EXERCISE BRIEF = The records that follow are to be repeated exactly, with the pictures removed.

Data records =

┏━━

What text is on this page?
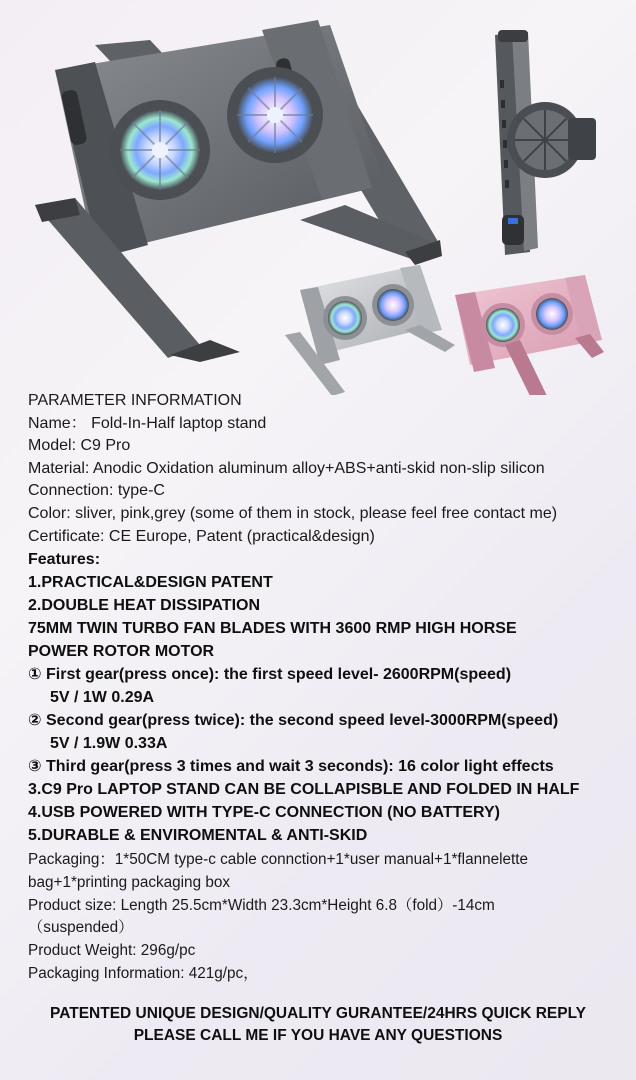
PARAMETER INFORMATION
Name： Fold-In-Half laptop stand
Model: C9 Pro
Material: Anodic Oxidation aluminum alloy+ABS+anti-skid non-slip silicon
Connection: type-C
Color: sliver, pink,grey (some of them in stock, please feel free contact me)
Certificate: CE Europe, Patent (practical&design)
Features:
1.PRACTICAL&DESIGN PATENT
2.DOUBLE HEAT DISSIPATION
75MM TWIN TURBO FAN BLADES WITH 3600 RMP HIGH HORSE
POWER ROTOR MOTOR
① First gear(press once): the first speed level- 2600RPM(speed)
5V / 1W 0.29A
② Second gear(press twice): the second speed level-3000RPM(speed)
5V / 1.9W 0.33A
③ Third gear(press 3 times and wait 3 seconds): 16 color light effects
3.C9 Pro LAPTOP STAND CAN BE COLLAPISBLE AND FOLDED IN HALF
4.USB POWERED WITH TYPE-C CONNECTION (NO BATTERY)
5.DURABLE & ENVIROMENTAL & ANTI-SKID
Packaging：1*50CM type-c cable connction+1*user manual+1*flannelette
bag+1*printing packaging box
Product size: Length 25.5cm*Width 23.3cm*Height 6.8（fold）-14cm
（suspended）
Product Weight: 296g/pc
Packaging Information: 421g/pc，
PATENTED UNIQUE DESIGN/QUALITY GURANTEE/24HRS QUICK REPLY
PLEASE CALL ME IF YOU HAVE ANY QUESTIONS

┗━━

CORRECT RESPONSE =
What text is on this page?
PARAMETER INFORMATION
Name： Fold-In-Half laptop stand
Model: C9 Pro
Material: Anodic Oxidation aluminum alloy+ABS+anti-skid non-slip silicon
Connection: type-C
Color: sliver, pink,grey (some of them in stock, please feel free contact me)
Certificate: CE Europe, Patent (practical&design)
Features:
1.PRACTICAL&DESIGN PATENT
2.DOUBLE HEAT DISSIPATION
75MM TWIN TURBO FAN BLADES WITH 3600 RMP HIGH HORSE
POWER ROTOR MOTOR
① First gear(press once): the first speed level- 2600RPM(speed)
5V / 1W 0.29A
② Second gear(press twice): the second speed level-3000RPM(speed)
5V / 1.9W 0.33A
③ Third gear(press 3 times and wait 3 seconds): 16 color light effects
3.C9 Pro LAPTOP STAND CAN BE COLLAPISBLE AND FOLDED IN HALF
4.USB POWERED WITH TYPE-C CONNECTION (NO BATTERY)
5.DURABLE & ENVIROMENTAL & ANTI-SKID
Packaging：1*50CM type-c cable connction+1*user manual+1*flannelette
bag+1*printing packaging box
Product size: Length 25.5cm*Width 23.3cm*Height 6.8（fold）-14cm
（suspended）
Product Weight: 296g/pc
Packaging Information: 421g/pc，
PATENTED UNIQUE DESIGN/QUALITY GURANTEE/24HRS QUICK REPLY
PLEASE CALL ME IF YOU HAVE ANY QUESTIONS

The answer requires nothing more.